— START OF DATA ROWS —
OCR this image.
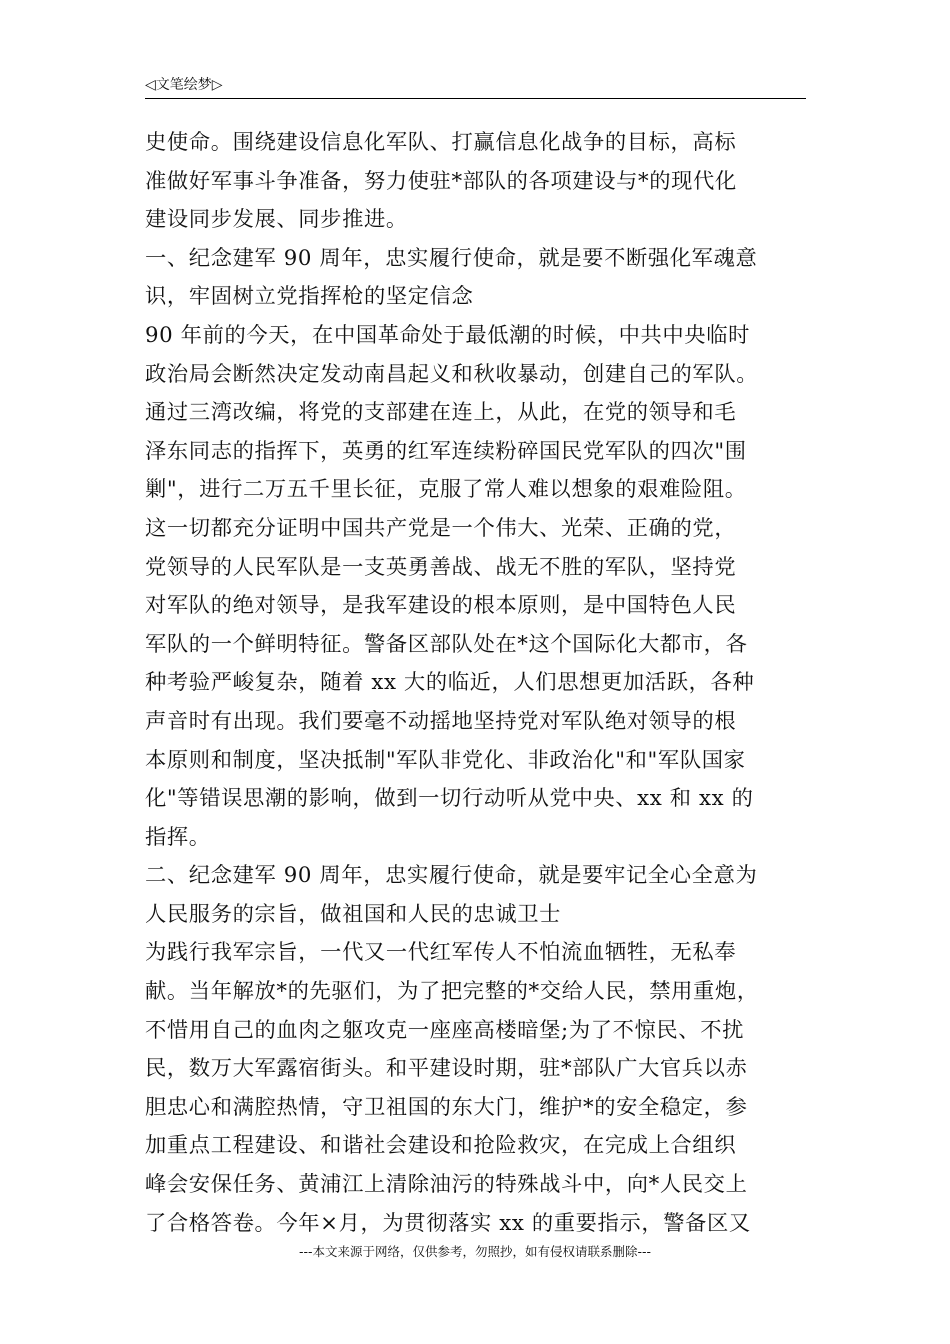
◁文笔绘梦▷
史使命。围绕建设信息化军队、打赢信息化战争的目标，高标
准做好军事斗争准备，努力使驻*部队的各项建设与*的现代化
建设同步发展、同步推进。
一、纪念建军 90 周年，忠实履行使命，就是要不断强化军魂意
识，牢固树立党指挥枪的坚定信念
90 年前的今天，在中国革命处于最低潮的时候，中共中央临时
政治局会断然决定发动南昌起义和秋收暴动，创建自己的军队。
通过三湾改编，将党的支部建在连上，从此，在党的领导和毛
泽东同志的指挥下，英勇的红军连续粉碎国民党军队的四次"围
剿"，进行二万五千里长征，克服了常人难以想象的艰难险阻。
这一切都充分证明中国共产党是一个伟大、光荣、正确的党，
党领导的人民军队是一支英勇善战、战无不胜的军队，坚持党
对军队的绝对领导，是我军建设的根本原则，是中国特色人民
军队的一个鲜明特征。警备区部队处在*这个国际化大都市，各
种考验严峻复杂，随着 xx 大的临近，人们思想更加活跃，各种
声音时有出现。我们要毫不动摇地坚持党对军队绝对领导的根
本原则和制度，坚决抵制"军队非党化、非政治化"和"军队国家
化"等错误思潮的影响，做到一切行动听从党中央、xx 和 xx 的
指挥。
二、纪念建军 90 周年，忠实履行使命，就是要牢记全心全意为
人民服务的宗旨，做祖国和人民的忠诚卫士
为践行我军宗旨，一代又一代红军传人不怕流血牺牲，无私奉
献。当年解放*的先驱们，为了把完整的*交给人民，禁用重炮，
不惜用自己的血肉之躯攻克一座座高楼暗堡;为了不惊民、不扰
民，数万大军露宿街头。和平建设时期，驻*部队广大官兵以赤
胆忠心和满腔热情，守卫祖国的东大门，维护*的安全稳定，参
加重点工程建设、和谐社会建设和抢险救灾，在完成上合组织
峰会安保任务、黄浦江上清除油污的特殊战斗中，向*人民交上
了合格答卷。今年×月，为贯彻落实 xx 的重要指示，警备区又
---本文来源于网络，仅供参考，勿照抄，如有侵权请联系删除---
— END OF DATA ROWS —
■ **TASK REQUIREMENTS**
In the records above, find each line with the word "纪念建军" and copy it.

■ **THE SOLUTION**
一、纪念建军 90 周年，忠实履行使命，就是要不断强化军魂意
二、纪念建军 90 周年，忠实履行使命，就是要牢记全心全意为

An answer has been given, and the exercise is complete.